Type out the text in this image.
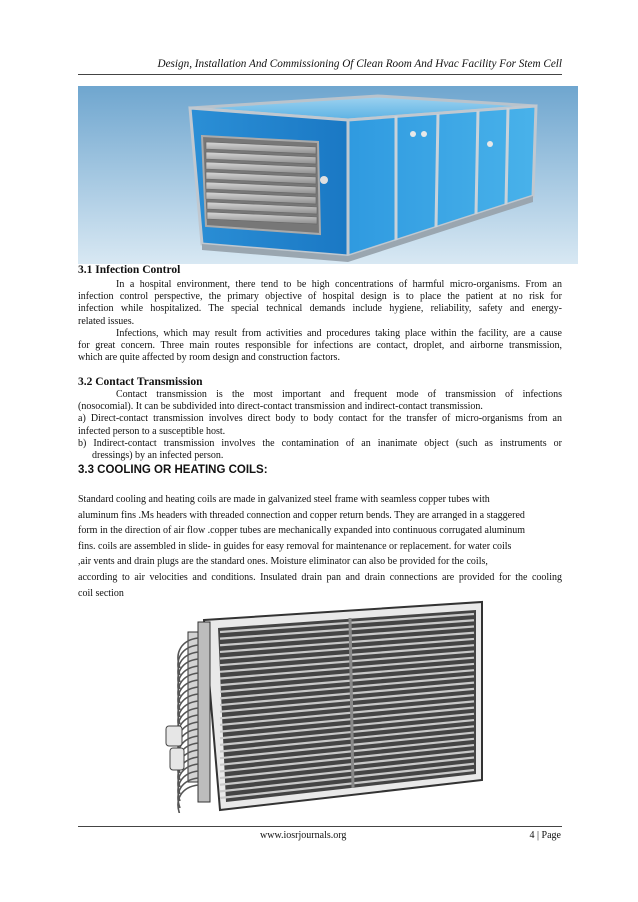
Design, Installation And Commissioning Of Clean Room And Hvac Facility For Stem Cell
3.1 Infection Control
In a hospital environment, there tend to be high concentrations of harmful micro-organisms. From an
infection control perspective, the primary objective of hospital design is to place the patient at no risk for
infection while hospitalized. The special technical demands include hygiene, reliability, safety and energy-
related issues.
Infections, which may result from activities and procedures taking place within the facility, are a cause
for great concern. Three main routes responsible for infections are contact, droplet, and airborne transmission,
which are quite affected by room design and construction factors.
3.2 Contact Transmission
Contact transmission is the most important and frequent mode of transmission of infections
(nosocomial). It can be subdivided into direct-contact transmission and indirect-contact transmission.
a) Direct-contact transmission involves direct body to body contact for the transfer of micro-organisms from an
infected person to a susceptible host.
b) Indirect-contact transmission involves the contamination of an inanimate object (such as instruments or
dressings) by an infected person.
3.3 COOLING OR HEATING COILS:
Standard cooling and heating coils are made in galvanized steel frame with seamless copper tubes with
aluminum fins .Ms headers with threaded connection and copper return bends. They are arranged in a staggered
form in the direction of air flow .copper tubes are mechanically expanded into continuous corrugated aluminum
fins. coils are assembled in slide- in guides for easy removal for maintenance or replacement. for water coils
,air vents and drain plugs are the standard ones. Moisture eliminator can also be provided for the coils,
according to air velocities and conditions. Insulated drain pan and drain connections are provided for the cooling
coil section
www.iosrjournals.org	4 | Page
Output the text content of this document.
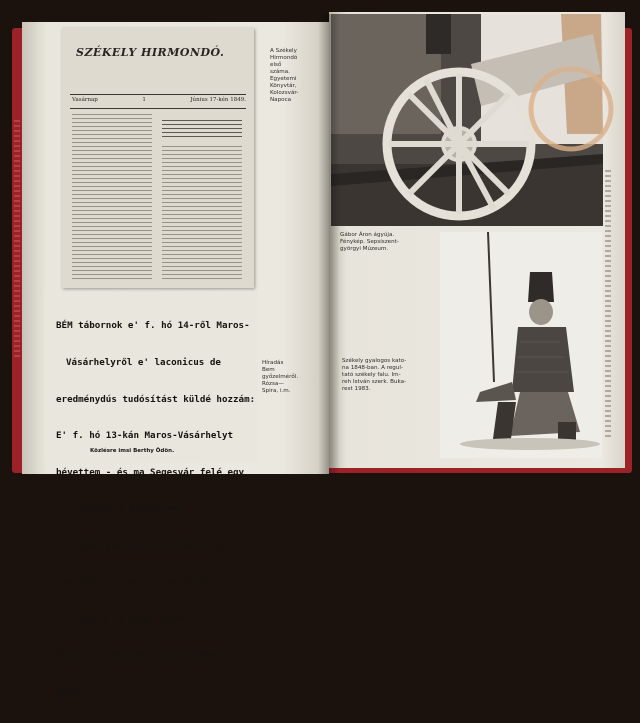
SZÉKELY HIRMONDÓ.
Vasárnap	1	Június 17-kén 1849.
A Székely
Hirmondó
első
száma.
Egyetemi
Könyvtár,
Kolozsvár-
Napoca

BÉM tábornok e' f. hó 14-ről Maros-

Vásárhelyről e' laconicus de

eredménydús tudósítást küldé hozzám:

E' f. hó 13-kán Maros-Vásárhelyt

bévettem - és ma Segesvár felé egy

csapatot küldöttem.

A' Székelyek minden oldalról se-

reglenek hozzám - Győzelmünk

gyors és nagy leend.

Éljen a' Táborok! éljen Hadser-

günk!

Közlésre imsi Berthy Ödön.
Híradás
Bem
győzelméről.
Rózsa—
Spira, i.m.
Gábor Áron ágyúja.
Fénykép. Sepsiszent-
györgyi Múzeum.
Székely gyalogos kato-
na 1848-ban. A regul-
tató székely falu. Im-
reh István szerk. Buka-
rest 1983.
######
» TO BE DONE:
State the count of lines that contain the string "person". Nothing else is needed.

» FULL ANSWER:
2